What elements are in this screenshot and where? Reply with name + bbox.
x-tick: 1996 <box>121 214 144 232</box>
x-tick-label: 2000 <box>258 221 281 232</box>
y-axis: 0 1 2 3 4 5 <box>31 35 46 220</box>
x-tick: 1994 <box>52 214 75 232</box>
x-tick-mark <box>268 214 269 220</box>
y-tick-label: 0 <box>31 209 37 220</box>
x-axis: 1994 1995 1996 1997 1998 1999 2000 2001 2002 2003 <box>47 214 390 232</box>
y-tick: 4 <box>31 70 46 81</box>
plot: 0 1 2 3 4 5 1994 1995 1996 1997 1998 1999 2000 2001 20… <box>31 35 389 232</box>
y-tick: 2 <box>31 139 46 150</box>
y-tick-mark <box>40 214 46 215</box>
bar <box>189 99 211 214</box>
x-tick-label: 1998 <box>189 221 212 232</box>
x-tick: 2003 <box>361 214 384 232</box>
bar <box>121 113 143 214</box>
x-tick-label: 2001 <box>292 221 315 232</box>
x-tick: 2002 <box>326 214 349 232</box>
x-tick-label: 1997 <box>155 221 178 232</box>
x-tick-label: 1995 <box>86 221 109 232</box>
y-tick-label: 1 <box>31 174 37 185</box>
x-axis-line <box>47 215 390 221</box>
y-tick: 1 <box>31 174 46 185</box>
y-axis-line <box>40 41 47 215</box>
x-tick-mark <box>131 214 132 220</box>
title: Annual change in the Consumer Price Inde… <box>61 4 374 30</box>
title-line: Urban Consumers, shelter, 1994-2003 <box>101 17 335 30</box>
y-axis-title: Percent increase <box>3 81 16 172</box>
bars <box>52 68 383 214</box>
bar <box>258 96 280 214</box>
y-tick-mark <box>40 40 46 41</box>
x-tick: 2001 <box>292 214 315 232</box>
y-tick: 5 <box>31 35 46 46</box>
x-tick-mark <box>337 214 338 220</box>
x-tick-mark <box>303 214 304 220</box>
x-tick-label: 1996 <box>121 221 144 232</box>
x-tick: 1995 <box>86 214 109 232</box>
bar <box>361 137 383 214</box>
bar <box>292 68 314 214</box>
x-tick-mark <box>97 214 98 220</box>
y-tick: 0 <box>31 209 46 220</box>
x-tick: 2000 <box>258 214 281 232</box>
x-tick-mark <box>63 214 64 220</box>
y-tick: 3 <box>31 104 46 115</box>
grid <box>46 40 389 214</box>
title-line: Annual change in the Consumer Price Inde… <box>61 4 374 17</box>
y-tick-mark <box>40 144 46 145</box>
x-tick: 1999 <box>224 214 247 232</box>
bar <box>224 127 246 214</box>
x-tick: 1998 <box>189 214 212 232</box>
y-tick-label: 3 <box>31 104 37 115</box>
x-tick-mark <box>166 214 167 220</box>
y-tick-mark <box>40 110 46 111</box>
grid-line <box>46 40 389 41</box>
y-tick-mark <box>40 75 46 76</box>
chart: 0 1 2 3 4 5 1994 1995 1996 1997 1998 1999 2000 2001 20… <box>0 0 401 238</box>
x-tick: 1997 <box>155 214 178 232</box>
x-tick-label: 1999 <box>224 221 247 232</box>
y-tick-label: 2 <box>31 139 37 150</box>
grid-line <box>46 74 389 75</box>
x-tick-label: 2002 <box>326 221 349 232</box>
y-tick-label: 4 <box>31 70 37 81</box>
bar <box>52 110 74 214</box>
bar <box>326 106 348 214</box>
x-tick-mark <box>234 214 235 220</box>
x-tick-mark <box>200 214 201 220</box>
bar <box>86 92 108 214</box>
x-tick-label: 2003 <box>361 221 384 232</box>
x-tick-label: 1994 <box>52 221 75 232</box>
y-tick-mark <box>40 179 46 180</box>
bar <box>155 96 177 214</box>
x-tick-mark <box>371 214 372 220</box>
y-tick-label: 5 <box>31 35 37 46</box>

•••••

▶ [Prompt]
Present every line of the records above as a numbered list, leaving out any blank lines.

▶ [The output]
1. What elements are in this screenshot and where? Reply with name + bbox.
2. x-tick: 1996 <box>121 214 144 232</box>
3. x-tick-label: 2000 <box>258 221 281 232</box>
4. y-axis: 0 1 2 3 4 5 <box>31 35 46 220</box>
5. x-tick: 1994 <box>52 214 75 232</box>
6. x-tick-mark <box>268 214 269 220</box>
7. y-tick-label: 0 <box>31 209 37 220</box>
8. x-axis: 1994 1995 1996 1997 1998 1999 2000 2001 2002 2003 <box>47 214 390 232</box>
9. y-tick: 4 <box>31 70 46 81</box>
10. plot: 0 1 2 3 4 5 1994 1995 1996 1997 1998 1999 2000 2001 20… <box>31 35 389 232</box>
11. y-tick: 2 <box>31 139 46 150</box>
12. y-tick-mark <box>40 214 46 215</box>
13. bar <box>189 99 211 214</box>
14. x-tick-label: 1998 <box>189 221 212 232</box>
15. x-tick: 2003 <box>361 214 384 232</box>
16. bar <box>121 113 143 214</box>
17. x-tick-label: 2001 <box>292 221 315 232</box>
18. x-tick: 2002 <box>326 214 349 232</box>
19. x-tick-label: 1997 <box>155 221 178 232</box>
20. x-tick-label: 1995 <box>86 221 109 232</box>
21. y-tick-label: 1 <box>31 174 37 185</box>
22. x-axis-line <box>47 215 390 221</box>
23. y-tick: 1 <box>31 174 46 185</box>
24. y-axis-line <box>40 41 47 215</box>
25. x-tick-mark <box>131 214 132 220</box>
26. title: Annual change in the Consumer Price Inde… <box>61 4 374 30</box>
27. title-line: Urban Consumers, shelter, 1994-2003 <box>101 17 335 30</box>
28. y-axis-title: Percent increase <box>3 81 16 172</box>
29. bars <box>52 68 383 214</box>
30. bar <box>258 96 280 214</box>
31. y-tick-mark <box>40 40 46 41</box>
32. x-tick: 2001 <box>292 214 315 232</box>
33. y-tick: 5 <box>31 35 46 46</box>
34. x-tick-mark <box>337 214 338 220</box>
35. x-tick-mark <box>303 214 304 220</box>
36. x-tick-label: 1996 <box>121 221 144 232</box>
37. x-tick: 1995 <box>86 214 109 232</box>
38. bar <box>361 137 383 214</box>
39. bar <box>292 68 314 214</box>
40. x-tick-mark <box>97 214 98 220</box>
41. y-tick: 0 <box>31 209 46 220</box>
42. x-tick: 2000 <box>258 214 281 232</box>
43. x-tick-mark <box>63 214 64 220</box>
44. y-tick: 3 <box>31 104 46 115</box>
45. grid <box>46 40 389 214</box>
46. title-line: Annual change in the Consumer Price Inde… <box>61 4 374 17</box>
47. y-tick-mark <box>40 144 46 145</box>
48. x-tick: 1999 <box>224 214 247 232</box>
49. bar <box>224 127 246 214</box>
50. x-tick: 1998 <box>189 214 212 232</box>
51. y-tick-label: 3 <box>31 104 37 115</box>
52. x-tick-mark <box>166 214 167 220</box>
53. y-tick-mark <box>40 110 46 111</box>
54. grid-line <box>46 40 389 41</box>
55. y-tick-mark <box>40 75 46 76</box>
56. chart: 0 1 2 3 4 5 1994 1995 1996 1997 1998 1999 2000 2001 20… <box>0 0 401 238</box>
57. x-tick: 1997 <box>155 214 178 232</box>
58. x-tick-label: 1999 <box>224 221 247 232</box>
59. y-tick-label: 2 <box>31 139 37 150</box>
60. grid-line <box>46 74 389 75</box>
61. x-tick-label: 2002 <box>326 221 349 232</box>
62. y-tick-label: 4 <box>31 70 37 81</box>
63. bar <box>52 110 74 214</box>
64. bar <box>326 106 348 214</box>
65. x-tick-mark <box>234 214 235 220</box>
66. x-tick-mark <box>200 214 201 220</box>
67. bar <box>86 92 108 214</box>
68. x-tick-label: 2003 <box>361 221 384 232</box>
69. x-tick-label: 1994 <box>52 221 75 232</box>
70. y-tick-mark <box>40 179 46 180</box>
71. bar <box>155 96 177 214</box>
72. x-tick-mark <box>371 214 372 220</box>
73. y-tick-label: 5 <box>31 35 37 46</box>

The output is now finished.